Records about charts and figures
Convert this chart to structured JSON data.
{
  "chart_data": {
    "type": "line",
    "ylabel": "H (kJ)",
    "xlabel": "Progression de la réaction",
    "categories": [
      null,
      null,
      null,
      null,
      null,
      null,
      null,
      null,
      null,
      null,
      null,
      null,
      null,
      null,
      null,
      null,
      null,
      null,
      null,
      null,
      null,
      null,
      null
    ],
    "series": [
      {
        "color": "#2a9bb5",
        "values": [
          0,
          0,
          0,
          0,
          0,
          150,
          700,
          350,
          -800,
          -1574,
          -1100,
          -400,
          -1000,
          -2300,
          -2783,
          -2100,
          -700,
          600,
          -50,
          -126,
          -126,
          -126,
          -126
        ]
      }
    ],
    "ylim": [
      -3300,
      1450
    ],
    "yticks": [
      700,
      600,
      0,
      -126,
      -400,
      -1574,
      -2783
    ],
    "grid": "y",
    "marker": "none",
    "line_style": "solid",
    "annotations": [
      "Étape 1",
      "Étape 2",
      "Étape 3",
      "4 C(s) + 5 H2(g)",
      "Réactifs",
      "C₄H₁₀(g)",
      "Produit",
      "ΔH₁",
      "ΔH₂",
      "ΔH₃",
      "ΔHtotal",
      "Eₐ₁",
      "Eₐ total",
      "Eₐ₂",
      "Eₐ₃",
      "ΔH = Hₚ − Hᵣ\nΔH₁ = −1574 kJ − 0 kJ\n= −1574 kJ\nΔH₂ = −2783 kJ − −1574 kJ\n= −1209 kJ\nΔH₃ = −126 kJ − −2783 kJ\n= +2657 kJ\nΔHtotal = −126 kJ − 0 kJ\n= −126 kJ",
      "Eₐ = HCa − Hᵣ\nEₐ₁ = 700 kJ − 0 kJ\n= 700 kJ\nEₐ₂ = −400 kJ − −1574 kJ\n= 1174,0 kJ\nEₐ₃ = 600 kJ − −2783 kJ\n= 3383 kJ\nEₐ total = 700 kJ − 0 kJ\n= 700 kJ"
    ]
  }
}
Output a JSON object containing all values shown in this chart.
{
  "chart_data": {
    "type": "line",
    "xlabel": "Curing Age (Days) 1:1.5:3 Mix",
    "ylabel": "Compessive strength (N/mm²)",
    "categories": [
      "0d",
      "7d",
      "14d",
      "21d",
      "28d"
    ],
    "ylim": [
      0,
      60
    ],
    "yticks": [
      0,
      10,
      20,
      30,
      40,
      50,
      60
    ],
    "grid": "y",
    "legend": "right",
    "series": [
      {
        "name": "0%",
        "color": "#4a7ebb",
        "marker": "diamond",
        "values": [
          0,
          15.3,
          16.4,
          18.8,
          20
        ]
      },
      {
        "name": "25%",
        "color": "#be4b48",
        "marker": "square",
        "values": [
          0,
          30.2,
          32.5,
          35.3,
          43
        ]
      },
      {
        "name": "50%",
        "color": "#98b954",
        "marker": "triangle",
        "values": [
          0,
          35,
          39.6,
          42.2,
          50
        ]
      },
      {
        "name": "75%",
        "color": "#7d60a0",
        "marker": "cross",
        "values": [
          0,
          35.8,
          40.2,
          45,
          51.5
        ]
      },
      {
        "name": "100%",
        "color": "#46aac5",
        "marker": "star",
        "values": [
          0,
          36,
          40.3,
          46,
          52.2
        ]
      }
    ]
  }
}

YOUR INSTRUCTIONS: Reproduce the records word for word.

RESPONSE TO THIS EXERCISE:
Convert this chart to structured JSON data.
{
  "chart_data": {
    "type": "line",
    "ylabel": "H (kJ)",
    "xlabel": "Progression de la réaction",
    "categories": [
      null,
      null,
      null,
      null,
      null,
      null,
      null,
      null,
      null,
      null,
      null,
      null,
      null,
      null,
      null,
      null,
      null,
      null,
      null,
      null,
      null,
      null,
      null
    ],
    "series": [
      {
        "color": "#2a9bb5",
        "values": [
          0,
          0,
          0,
          0,
          0,
          150,
          700,
          350,
          -800,
          -1574,
          -1100,
          -400,
          -1000,
          -2300,
          -2783,
          -2100,
          -700,
          600,
          -50,
          -126,
          -126,
          -126,
          -126
        ]
      }
    ],
    "ylim": [
      -3300,
      1450
    ],
    "yticks": [
      700,
      600,
      0,
      -126,
      -400,
      -1574,
      -2783
    ],
    "grid": "y",
    "marker": "none",
    "line_style": "solid",
    "annotations": [
      "Étape 1",
      "Étape 2",
      "Étape 3",
      "4 C(s) + 5 H2(g)",
      "Réactifs",
      "C₄H₁₀(g)",
      "Produit",
      "ΔH₁",
      "ΔH₂",
      "ΔH₃",
      "ΔHtotal",
      "Eₐ₁",
      "Eₐ total",
      "Eₐ₂",
      "Eₐ₃",
      "ΔH = Hₚ − Hᵣ\nΔH₁ = −1574 kJ − 0 kJ\n= −1574 kJ\nΔH₂ = −2783 kJ − −1574 kJ\n= −1209 kJ\nΔH₃ = −126 kJ − −2783 kJ\n= +2657 kJ\nΔHtotal = −126 kJ − 0 kJ\n= −126 kJ",
      "Eₐ = HCa − Hᵣ\nEₐ₁ = 700 kJ − 0 kJ\n= 700 kJ\nEₐ₂ = −400 kJ − −1574 kJ\n= 1174,0 kJ\nEₐ₃ = 600 kJ − −2783 kJ\n= 3383 kJ\nEₐ total = 700 kJ − 0 kJ\n= 700 kJ"
    ]
  }
}
Output a JSON object containing all values shown in this chart.
{
  "chart_data": {
    "type": "line",
    "xlabel": "Curing Age (Days) 1:1.5:3 Mix",
    "ylabel": "Compessive strength (N/mm²)",
    "categories": [
      "0d",
      "7d",
      "14d",
      "21d",
      "28d"
    ],
    "ylim": [
      0,
      60
    ],
    "yticks": [
      0,
      10,
      20,
      30,
      40,
      50,
      60
    ],
    "grid": "y",
    "legend": "right",
    "series": [
      {
        "name": "0%",
        "color": "#4a7ebb",
        "marker": "diamond",
        "values": [
          0,
          15.3,
          16.4,
          18.8,
          20
        ]
      },
      {
        "name": "25%",
        "color": "#be4b48",
        "marker": "square",
        "values": [
          0,
          30.2,
          32.5,
          35.3,
          43
        ]
      },
      {
        "name": "50%",
        "color": "#98b954",
        "marker": "triangle",
        "values": [
          0,
          35,
          39.6,
          42.2,
          50
        ]
      },
      {
        "name": "75%",
        "color": "#7d60a0",
        "marker": "cross",
        "values": [
          0,
          35.8,
          40.2,
          45,
          51.5
        ]
      },
      {
        "name": "100%",
        "color": "#46aac5",
        "marker": "star",
        "values": [
          0,
          36,
          40.3,
          46,
          52.2
        ]
      }
    ]
  }
}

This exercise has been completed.